SHORT TASK: Write out the entire listing below exactly, with the pictures left out.

(Data entries)
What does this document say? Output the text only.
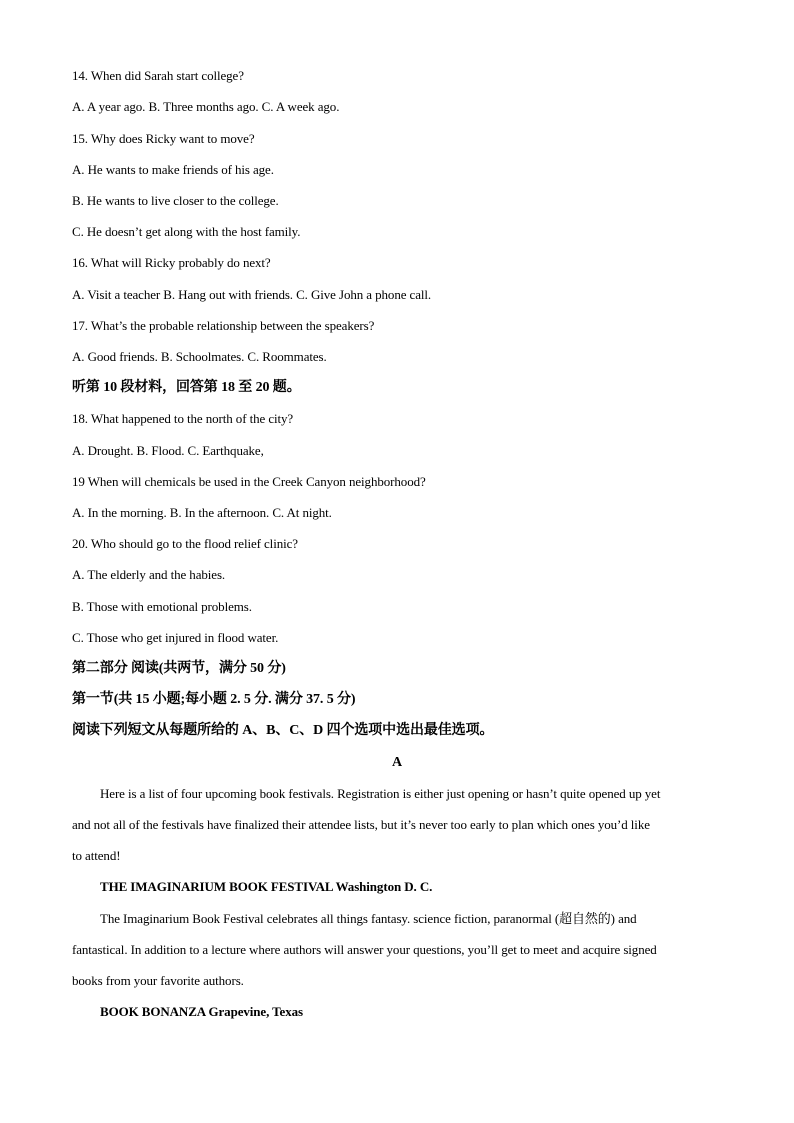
14. When did Sarah start college?
A. A year ago. B. Three months ago. C. A week ago.
15. Why does Ricky want to move?
A. He wants to make friends of his age.
B. He wants to live closer to the college.
C. He doesn’t get along with the host family.
16. What will Ricky probably do next?
A. Visit a teacher B. Hang out with friends. C. Give John a phone call.
17. What’s the probable relationship between the speakers?
A. Good friends. B. Schoolmates. C. Roommates.
听第 10 段材料，回答第 18 至 20 题。
18. What happened to the north of the city?
A. Drought. B. Flood. C. Earthquake,
19 When will chemicals be used in the Creek Canyon neighborhood?
A. In the morning. B. In the afternoon. C. At night.
20. Who should go to the flood relief clinic?
A. The elderly and the habies.
B. Those with emotional problems.
C. Those who get injured in flood water.
第二部分 阅读(共两节，满分 50 分)
第一节(共 15 小题;每小题 2. 5 分. 满分 37. 5 分)
阅读下列短文从每题所给的 A、B、C、D 四个选项中选出最佳选项。
A
Here is a list of four upcoming book festivals. Registration is either just opening or hasn’t quite opened up yet
and not all of the festivals have finalized their attendee lists, but it’s never too early to plan which ones you’d like
to attend!
THE IMAGINARIUM BOOK FESTIVAL Washington D. C.
The Imaginarium Book Festival celebrates all things fantasy. science fiction, paranormal (超自然的) and
fantastical. In addition to a lecture where authors will answer your questions, you’ll get to meet and acquire signed
books from your favorite authors.
BOOK BONANZA Grapevine, Texas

FULL ANSWER:
What does this document say? Output the text only.
14. When did Sarah start college?
A. A year ago. B. Three months ago. C. A week ago.
15. Why does Ricky want to move?
A. He wants to make friends of his age.
B. He wants to live closer to the college.
C. He doesn’t get along with the host family.
16. What will Ricky probably do next?
A. Visit a teacher B. Hang out with friends. C. Give John a phone call.
17. What’s the probable relationship between the speakers?
A. Good friends. B. Schoolmates. C. Roommates.
听第 10 段材料，回答第 18 至 20 题。
18. What happened to the north of the city?
A. Drought. B. Flood. C. Earthquake,
19 When will chemicals be used in the Creek Canyon neighborhood?
A. In the morning. B. In the afternoon. C. At night.
20. Who should go to the flood relief clinic?
A. The elderly and the habies.
B. Those with emotional problems.
C. Those who get injured in flood water.
第二部分 阅读(共两节，满分 50 分)
第一节(共 15 小题;每小题 2. 5 分. 满分 37. 5 分)
阅读下列短文从每题所给的 A、B、C、D 四个选项中选出最佳选项。
A
Here is a list of four upcoming book festivals. Registration is either just opening or hasn’t quite opened up yet
and not all of the festivals have finalized their attendee lists, but it’s never too early to plan which ones you’d like
to attend!
THE IMAGINARIUM BOOK FESTIVAL Washington D. C.
The Imaginarium Book Festival celebrates all things fantasy. science fiction, paranormal (超自然的) and
fantastical. In addition to a lecture where authors will answer your questions, you’ll get to meet and acquire signed
books from your favorite authors.
BOOK BONANZA Grapevine, Texas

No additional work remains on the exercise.